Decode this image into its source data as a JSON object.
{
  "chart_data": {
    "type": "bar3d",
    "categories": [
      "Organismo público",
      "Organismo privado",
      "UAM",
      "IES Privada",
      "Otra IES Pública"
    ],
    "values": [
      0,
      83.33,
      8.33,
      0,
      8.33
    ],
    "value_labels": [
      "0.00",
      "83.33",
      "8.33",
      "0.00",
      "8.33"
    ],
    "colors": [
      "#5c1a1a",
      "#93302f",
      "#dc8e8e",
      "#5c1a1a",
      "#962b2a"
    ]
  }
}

_Exercise:_
Only a number is wanted: how many lines above include "Organismo"?

_Answer for the task:_
2